## What the task asks
Edit the records below by changing every "x-tick-label" to "x-axis-label", and leave every other part of each line as it is.

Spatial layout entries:
----
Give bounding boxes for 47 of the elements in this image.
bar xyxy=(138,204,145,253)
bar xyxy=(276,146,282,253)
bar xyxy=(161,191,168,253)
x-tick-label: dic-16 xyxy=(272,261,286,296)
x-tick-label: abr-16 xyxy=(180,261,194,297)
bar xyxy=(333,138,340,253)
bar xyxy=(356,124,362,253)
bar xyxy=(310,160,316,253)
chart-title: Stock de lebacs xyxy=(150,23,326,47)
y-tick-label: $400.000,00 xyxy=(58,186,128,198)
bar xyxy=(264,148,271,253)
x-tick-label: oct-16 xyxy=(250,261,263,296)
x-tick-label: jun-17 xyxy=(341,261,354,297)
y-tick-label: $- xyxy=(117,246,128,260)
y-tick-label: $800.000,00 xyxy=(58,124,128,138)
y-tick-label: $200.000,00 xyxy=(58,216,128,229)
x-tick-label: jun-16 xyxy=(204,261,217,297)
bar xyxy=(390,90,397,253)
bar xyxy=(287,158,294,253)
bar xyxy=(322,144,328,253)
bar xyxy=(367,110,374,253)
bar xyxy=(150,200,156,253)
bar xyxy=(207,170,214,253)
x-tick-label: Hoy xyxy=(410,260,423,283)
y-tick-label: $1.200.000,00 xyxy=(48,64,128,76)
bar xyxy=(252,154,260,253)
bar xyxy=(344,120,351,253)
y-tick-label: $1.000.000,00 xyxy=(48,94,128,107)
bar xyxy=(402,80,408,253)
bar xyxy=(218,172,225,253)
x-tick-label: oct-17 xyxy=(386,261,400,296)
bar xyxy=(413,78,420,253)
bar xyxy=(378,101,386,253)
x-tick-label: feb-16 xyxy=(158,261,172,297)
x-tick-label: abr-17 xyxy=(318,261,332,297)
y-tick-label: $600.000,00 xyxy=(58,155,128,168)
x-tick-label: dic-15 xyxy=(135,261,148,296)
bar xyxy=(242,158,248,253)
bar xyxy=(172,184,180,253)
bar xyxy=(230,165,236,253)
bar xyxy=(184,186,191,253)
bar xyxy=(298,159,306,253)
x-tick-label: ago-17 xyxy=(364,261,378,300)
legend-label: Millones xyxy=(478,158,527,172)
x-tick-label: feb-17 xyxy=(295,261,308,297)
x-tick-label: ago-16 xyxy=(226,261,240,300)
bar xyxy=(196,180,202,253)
----
## Exercise response
Give bounding boxes for 47 of the elements in this image.
bar xyxy=(138,204,145,253)
bar xyxy=(276,146,282,253)
bar xyxy=(161,191,168,253)
x-axis-label: dic-16 xyxy=(272,261,286,296)
x-axis-label: abr-16 xyxy=(180,261,194,297)
bar xyxy=(333,138,340,253)
bar xyxy=(356,124,362,253)
bar xyxy=(310,160,316,253)
chart-title: Stock de lebacs xyxy=(150,23,326,47)
y-tick-label: $400.000,00 xyxy=(58,186,128,198)
bar xyxy=(264,148,271,253)
x-axis-label: oct-16 xyxy=(250,261,263,296)
x-axis-label: jun-17 xyxy=(341,261,354,297)
y-tick-label: $- xyxy=(117,246,128,260)
y-tick-label: $800.000,00 xyxy=(58,124,128,138)
y-tick-label: $200.000,00 xyxy=(58,216,128,229)
x-axis-label: jun-16 xyxy=(204,261,217,297)
bar xyxy=(390,90,397,253)
bar xyxy=(287,158,294,253)
bar xyxy=(322,144,328,253)
bar xyxy=(367,110,374,253)
bar xyxy=(150,200,156,253)
bar xyxy=(207,170,214,253)
x-axis-label: Hoy xyxy=(410,260,423,283)
y-tick-label: $1.200.000,00 xyxy=(48,64,128,76)
bar xyxy=(252,154,260,253)
bar xyxy=(344,120,351,253)
y-tick-label: $1.000.000,00 xyxy=(48,94,128,107)
bar xyxy=(402,80,408,253)
bar xyxy=(218,172,225,253)
x-axis-label: oct-17 xyxy=(386,261,400,296)
bar xyxy=(413,78,420,253)
bar xyxy=(378,101,386,253)
x-axis-label: feb-16 xyxy=(158,261,172,297)
x-axis-label: abr-17 xyxy=(318,261,332,297)
y-tick-label: $600.000,00 xyxy=(58,155,128,168)
x-axis-label: dic-15 xyxy=(135,261,148,296)
bar xyxy=(242,158,248,253)
bar xyxy=(172,184,180,253)
bar xyxy=(230,165,236,253)
bar xyxy=(184,186,191,253)
bar xyxy=(298,159,306,253)
x-axis-label: ago-17 xyxy=(364,261,378,300)
legend-label: Millones xyxy=(478,158,527,172)
x-axis-label: feb-17 xyxy=(295,261,308,297)
x-axis-label: ago-16 xyxy=(226,261,240,300)
bar xyxy=(196,180,202,253)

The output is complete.